EXERCISE MATERIAL:
------
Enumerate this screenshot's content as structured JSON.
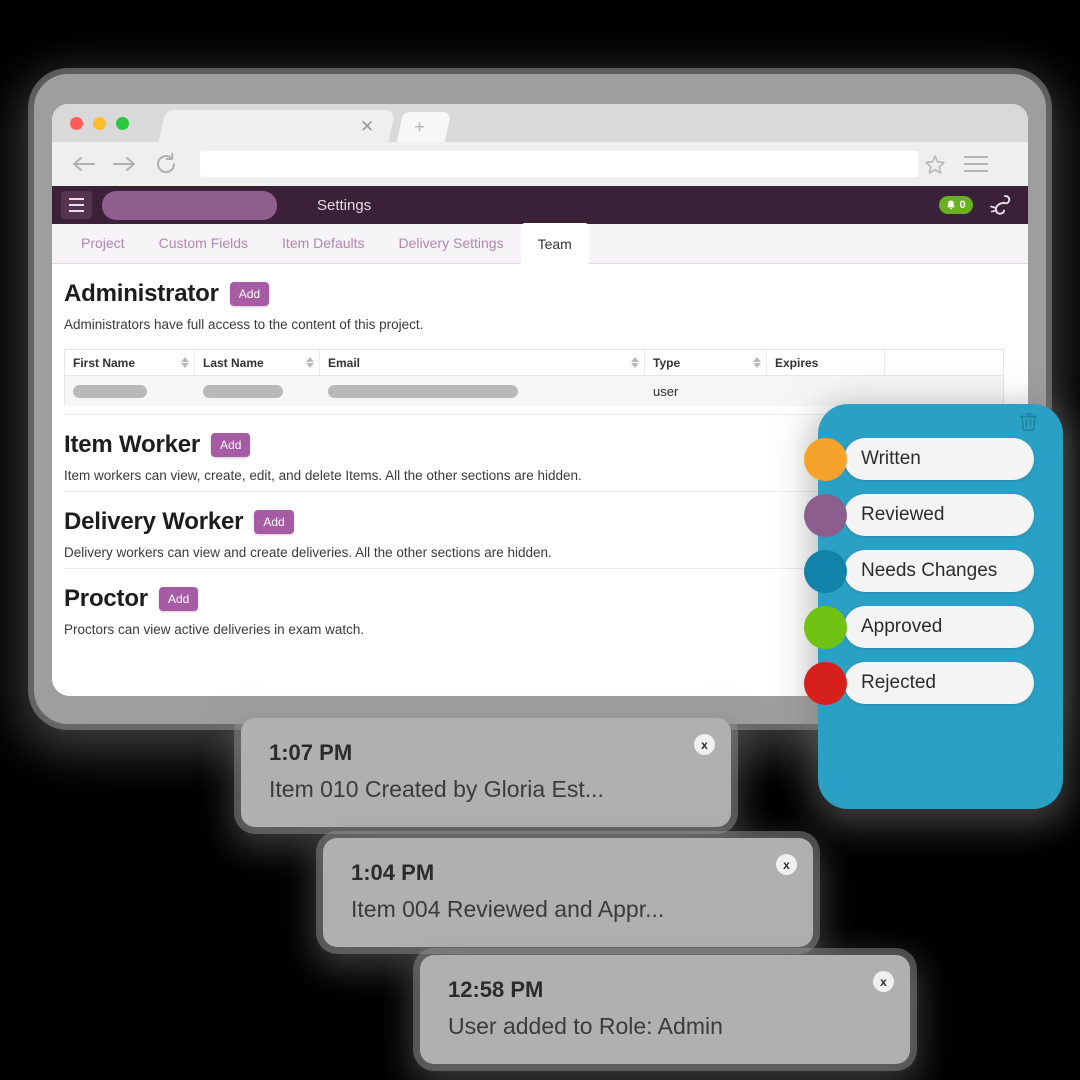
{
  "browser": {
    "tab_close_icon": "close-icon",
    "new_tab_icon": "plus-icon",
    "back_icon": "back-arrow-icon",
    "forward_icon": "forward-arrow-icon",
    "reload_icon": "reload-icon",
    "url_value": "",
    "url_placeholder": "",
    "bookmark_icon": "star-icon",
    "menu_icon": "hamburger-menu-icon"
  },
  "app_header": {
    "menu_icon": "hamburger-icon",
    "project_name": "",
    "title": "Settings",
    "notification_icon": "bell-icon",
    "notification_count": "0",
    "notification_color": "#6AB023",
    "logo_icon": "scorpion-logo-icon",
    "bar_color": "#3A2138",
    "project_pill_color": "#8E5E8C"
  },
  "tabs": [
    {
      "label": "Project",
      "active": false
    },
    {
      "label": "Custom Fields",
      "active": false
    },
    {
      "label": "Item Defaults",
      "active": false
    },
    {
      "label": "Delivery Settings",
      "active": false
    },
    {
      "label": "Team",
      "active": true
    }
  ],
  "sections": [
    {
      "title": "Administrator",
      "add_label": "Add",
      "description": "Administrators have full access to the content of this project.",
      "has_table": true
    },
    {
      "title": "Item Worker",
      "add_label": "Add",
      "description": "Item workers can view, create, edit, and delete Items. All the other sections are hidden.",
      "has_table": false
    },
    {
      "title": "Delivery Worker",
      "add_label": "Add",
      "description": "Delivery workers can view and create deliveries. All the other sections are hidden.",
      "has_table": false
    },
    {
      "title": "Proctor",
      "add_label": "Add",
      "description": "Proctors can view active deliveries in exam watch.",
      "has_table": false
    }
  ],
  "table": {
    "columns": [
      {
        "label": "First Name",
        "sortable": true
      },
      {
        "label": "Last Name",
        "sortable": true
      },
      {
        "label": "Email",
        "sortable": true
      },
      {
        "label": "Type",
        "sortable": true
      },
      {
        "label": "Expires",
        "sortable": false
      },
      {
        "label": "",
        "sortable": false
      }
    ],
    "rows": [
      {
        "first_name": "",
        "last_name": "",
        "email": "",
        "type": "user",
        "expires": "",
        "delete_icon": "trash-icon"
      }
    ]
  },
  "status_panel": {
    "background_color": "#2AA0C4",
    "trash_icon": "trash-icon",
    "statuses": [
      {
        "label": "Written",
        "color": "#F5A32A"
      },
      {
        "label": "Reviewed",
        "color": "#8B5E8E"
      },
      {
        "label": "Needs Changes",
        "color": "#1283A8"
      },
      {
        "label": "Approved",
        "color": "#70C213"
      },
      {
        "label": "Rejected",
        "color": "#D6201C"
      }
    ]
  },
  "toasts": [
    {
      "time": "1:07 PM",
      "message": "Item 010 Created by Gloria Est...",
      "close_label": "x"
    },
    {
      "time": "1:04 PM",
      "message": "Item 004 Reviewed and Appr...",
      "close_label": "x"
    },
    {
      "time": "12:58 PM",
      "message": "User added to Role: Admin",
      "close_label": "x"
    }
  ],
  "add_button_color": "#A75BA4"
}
------
Every entry must be written out exactly, with all pictures left out.

Enumerate this screenshot's content as structured JSON.
{
  "browser": {
    "tab_close_icon": "close-icon",
    "new_tab_icon": "plus-icon",
    "back_icon": "back-arrow-icon",
    "forward_icon": "forward-arrow-icon",
    "reload_icon": "reload-icon",
    "url_value": "",
    "url_placeholder": "",
    "bookmark_icon": "star-icon",
    "menu_icon": "hamburger-menu-icon"
  },
  "app_header": {
    "menu_icon": "hamburger-icon",
    "project_name": "",
    "title": "Settings",
    "notification_icon": "bell-icon",
    "notification_count": "0",
    "notification_color": "#6AB023",
    "logo_icon": "scorpion-logo-icon",
    "bar_color": "#3A2138",
    "project_pill_color": "#8E5E8C"
  },
  "tabs": [
    {
      "label": "Project",
      "active": false
    },
    {
      "label": "Custom Fields",
      "active": false
    },
    {
      "label": "Item Defaults",
      "active": false
    },
    {
      "label": "Delivery Settings",
      "active": false
    },
    {
      "label": "Team",
      "active": true
    }
  ],
  "sections": [
    {
      "title": "Administrator",
      "add_label": "Add",
      "description": "Administrators have full access to the content of this project.",
      "has_table": true
    },
    {
      "title": "Item Worker",
      "add_label": "Add",
      "description": "Item workers can view, create, edit, and delete Items. All the other sections are hidden.",
      "has_table": false
    },
    {
      "title": "Delivery Worker",
      "add_label": "Add",
      "description": "Delivery workers can view and create deliveries. All the other sections are hidden.",
      "has_table": false
    },
    {
      "title": "Proctor",
      "add_label": "Add",
      "description": "Proctors can view active deliveries in exam watch.",
      "has_table": false
    }
  ],
  "table": {
    "columns": [
      {
        "label": "First Name",
        "sortable": true
      },
      {
        "label": "Last Name",
        "sortable": true
      },
      {
        "label": "Email",
        "sortable": true
      },
      {
        "label": "Type",
        "sortable": true
      },
      {
        "label": "Expires",
        "sortable": false
      },
      {
        "label": "",
        "sortable": false
      }
    ],
    "rows": [
      {
        "first_name": "",
        "last_name": "",
        "email": "",
        "type": "user",
        "expires": "",
        "delete_icon": "trash-icon"
      }
    ]
  },
  "status_panel": {
    "background_color": "#2AA0C4",
    "trash_icon": "trash-icon",
    "statuses": [
      {
        "label": "Written",
        "color": "#F5A32A"
      },
      {
        "label": "Reviewed",
        "color": "#8B5E8E"
      },
      {
        "label": "Needs Changes",
        "color": "#1283A8"
      },
      {
        "label": "Approved",
        "color": "#70C213"
      },
      {
        "label": "Rejected",
        "color": "#D6201C"
      }
    ]
  },
  "toasts": [
    {
      "time": "1:07 PM",
      "message": "Item 010 Created by Gloria Est...",
      "close_label": "x"
    },
    {
      "time": "1:04 PM",
      "message": "Item 004 Reviewed and Appr...",
      "close_label": "x"
    },
    {
      "time": "12:58 PM",
      "message": "User added to Role: Admin",
      "close_label": "x"
    }
  ],
  "add_button_color": "#A75BA4"
}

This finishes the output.